• WHAT THE EXERCISE ASKS:
Look through the data below. Show each line where the string "that" occurs.

** Begin ENTRIES PROVIDED **

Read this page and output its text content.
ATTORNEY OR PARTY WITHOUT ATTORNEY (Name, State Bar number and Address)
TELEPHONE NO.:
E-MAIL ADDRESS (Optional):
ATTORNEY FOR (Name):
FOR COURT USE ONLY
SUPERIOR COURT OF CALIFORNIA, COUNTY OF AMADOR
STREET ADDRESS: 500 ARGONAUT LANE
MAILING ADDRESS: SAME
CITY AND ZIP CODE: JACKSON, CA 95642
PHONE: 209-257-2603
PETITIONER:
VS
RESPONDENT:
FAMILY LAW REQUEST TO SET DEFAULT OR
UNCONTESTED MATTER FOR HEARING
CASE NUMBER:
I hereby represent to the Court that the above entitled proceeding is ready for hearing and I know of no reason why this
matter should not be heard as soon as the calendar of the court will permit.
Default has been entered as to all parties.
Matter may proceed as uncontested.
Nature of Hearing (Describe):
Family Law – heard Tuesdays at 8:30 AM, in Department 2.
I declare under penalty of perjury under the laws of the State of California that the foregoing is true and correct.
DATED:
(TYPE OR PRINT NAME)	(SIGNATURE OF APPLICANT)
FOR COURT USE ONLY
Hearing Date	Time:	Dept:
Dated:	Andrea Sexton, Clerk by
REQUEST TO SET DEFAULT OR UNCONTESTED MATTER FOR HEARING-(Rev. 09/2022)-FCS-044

** End ENTRIES PROVIDED **

• SOLUTION TO THE PROBLEM:
I hereby represent to the Court that the above entitled proceeding is ready for hearing and I know of no reason why this
I declare under penalty of perjury under the laws of the State of California that the foregoing is true and correct.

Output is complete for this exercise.